■ Stated task:
Identify every line in the records below that contains the word "title", and reproduce each one.

■ Items:
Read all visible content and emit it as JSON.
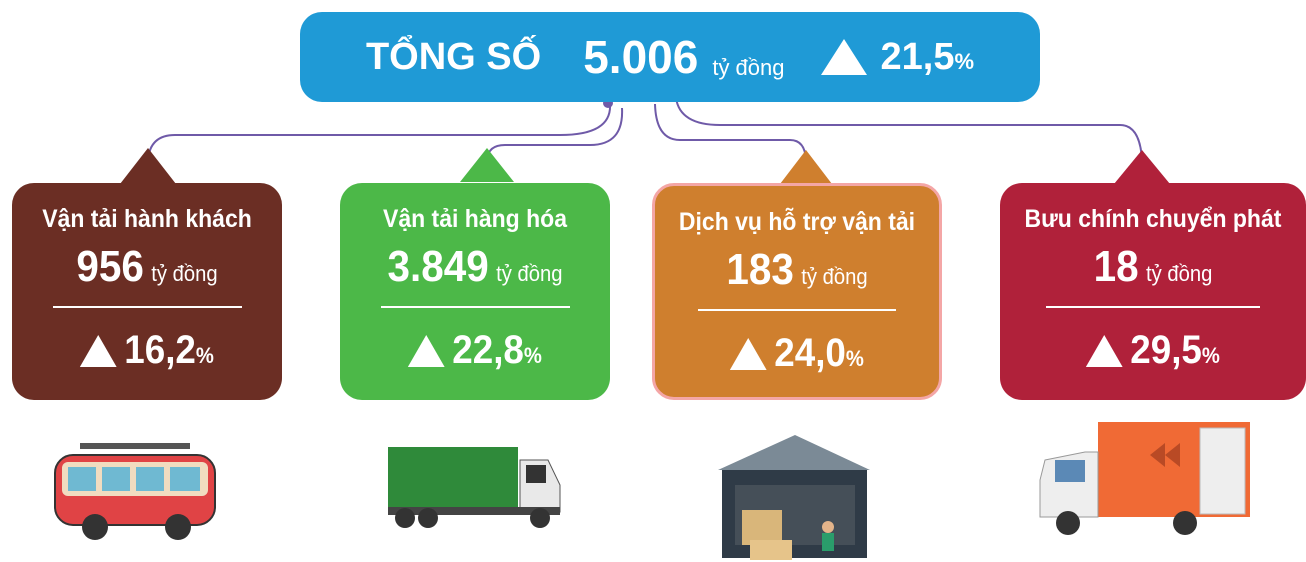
{
  "header": {
    "label": "TỔNG SỐ",
    "value": "5.006",
    "unit": "tỷ đồng",
    "change": "21,5",
    "change_unit": "%"
  },
  "cards": [
    {
      "title": "Vận tải hành khách",
      "value": "956",
      "unit": "tỷ đồng",
      "change": "16,2",
      "change_unit": "%"
    },
    {
      "title": "Vận tải hàng hóa",
      "value": "3.849",
      "unit": "tỷ đồng",
      "change": "22,8",
      "change_unit": "%"
    },
    {
      "title": "Dịch vụ hỗ trợ vận tải",
      "value": "183",
      "unit": "tỷ đồng",
      "change": "24,0",
      "change_unit": "%"
    },
    {
      "title": "Bưu chính chuyển phát",
      "value": "18",
      "unit": "tỷ đồng",
      "change": "29,5",
      "change_unit": "%"
    }
  ]
}
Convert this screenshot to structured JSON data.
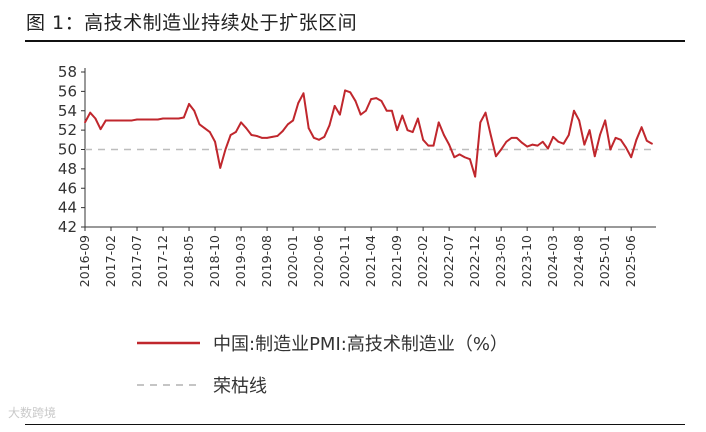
{
  "figure": {
    "title": "图 1：高技术制造业持续处于扩张区间",
    "watermark": "大数跨境"
  },
  "chart_data": {
    "type": "line",
    "xlabel": "",
    "ylabel": "",
    "ylim": [
      42,
      58
    ],
    "yticks": [
      42,
      44,
      46,
      48,
      50,
      52,
      54,
      56,
      58
    ],
    "xtick_labels": [
      "2016-09",
      "2017-02",
      "2017-07",
      "2017-12",
      "2018-05",
      "2018-10",
      "2019-03",
      "2019-08",
      "2020-01",
      "2020-06",
      "2020-11",
      "2021-04",
      "2021-09",
      "2022-02",
      "2022-07",
      "2022-12",
      "2023-05",
      "2023-10",
      "2024-03",
      "2024-08",
      "2025-01",
      "2025-06"
    ],
    "legend_position": "bottom",
    "grid": false,
    "series": [
      {
        "name": "中国:制造业PMI:高技术制造业（%）",
        "color": "#c0272d",
        "x": [
          "2016-09",
          "2016-10",
          "2016-11",
          "2016-12",
          "2017-01",
          "2017-02",
          "2017-03",
          "2017-04",
          "2017-05",
          "2017-06",
          "2017-07",
          "2017-08",
          "2017-09",
          "2017-10",
          "2017-11",
          "2017-12",
          "2018-01",
          "2018-02",
          "2018-03",
          "2018-04",
          "2018-05",
          "2018-06",
          "2018-07",
          "2018-08",
          "2018-09",
          "2018-10",
          "2018-11",
          "2018-12",
          "2019-01",
          "2019-02",
          "2019-03",
          "2019-04",
          "2019-05",
          "2019-06",
          "2019-07",
          "2019-08",
          "2019-09",
          "2019-10",
          "2019-11",
          "2019-12",
          "2020-01",
          "2020-02",
          "2020-03",
          "2020-04",
          "2020-05",
          "2020-06",
          "2020-07",
          "2020-08",
          "2020-09",
          "2020-10",
          "2020-11",
          "2020-12",
          "2021-01",
          "2021-02",
          "2021-03",
          "2021-04",
          "2021-05",
          "2021-06",
          "2021-07",
          "2021-08",
          "2021-09",
          "2021-10",
          "2021-11",
          "2021-12",
          "2022-01",
          "2022-02",
          "2022-03",
          "2022-04",
          "2022-05",
          "2022-06",
          "2022-07",
          "2022-08",
          "2022-09",
          "2022-10",
          "2022-11",
          "2022-12",
          "2023-01",
          "2023-02",
          "2023-03",
          "2023-04",
          "2023-05",
          "2023-06",
          "2023-07",
          "2023-08",
          "2023-09",
          "2023-10",
          "2023-11",
          "2023-12",
          "2024-01",
          "2024-02",
          "2024-03",
          "2024-04",
          "2024-05",
          "2024-06",
          "2024-07",
          "2024-08",
          "2024-09",
          "2024-10",
          "2024-11",
          "2024-12",
          "2025-01",
          "2025-02",
          "2025-03",
          "2025-04",
          "2025-05",
          "2025-06",
          "2025-07",
          "2025-08",
          "2025-09",
          "2025-10"
        ],
        "values": [
          52.8,
          53.8,
          53.2,
          52.1,
          53.0,
          53.0,
          53.0,
          53.0,
          53.0,
          53.0,
          53.1,
          53.1,
          53.1,
          53.1,
          53.1,
          53.2,
          53.2,
          53.2,
          53.2,
          53.3,
          54.7,
          54.0,
          52.6,
          52.2,
          51.8,
          50.8,
          48.1,
          50.0,
          51.5,
          51.8,
          52.8,
          52.2,
          51.5,
          51.4,
          51.2,
          51.2,
          51.3,
          51.4,
          51.9,
          52.6,
          53.0,
          54.8,
          55.8,
          52.2,
          51.2,
          51.0,
          51.3,
          52.5,
          54.5,
          53.6,
          56.1,
          55.9,
          55.0,
          53.6,
          54.0,
          55.2,
          55.3,
          55.0,
          54.0,
          54.0,
          52.0,
          53.5,
          52.0,
          51.8,
          53.2,
          51.0,
          50.4,
          50.4,
          52.8,
          51.5,
          50.5,
          49.2,
          49.5,
          49.2,
          49.0,
          47.2,
          52.8,
          53.8,
          51.5,
          49.3,
          50.0,
          50.8,
          51.2,
          51.2,
          50.7,
          50.3,
          50.5,
          50.4,
          50.8,
          50.1,
          51.3,
          50.8,
          50.6,
          51.5,
          54.0,
          53.0,
          50.5,
          52.0,
          49.3,
          51.5,
          53.0,
          50.0,
          51.2,
          51.0,
          50.2,
          49.2,
          51.0,
          52.3,
          50.9,
          50.6
        ],
        "peak_label": ""
      },
      {
        "name": "荣枯线",
        "color": "#bdbdbd",
        "dashed": true,
        "constant": 50
      }
    ]
  }
}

■ Solution to the problem:
      "title": "Vận tải hành khách",
      "title": "Vận tải hàng hóa",
      "title": "Dịch vụ hỗ trợ vận tải",
      "title": "Bưu chính chuyển phát",
    "title": "图 1：高技术制造业持续处于扩张区间",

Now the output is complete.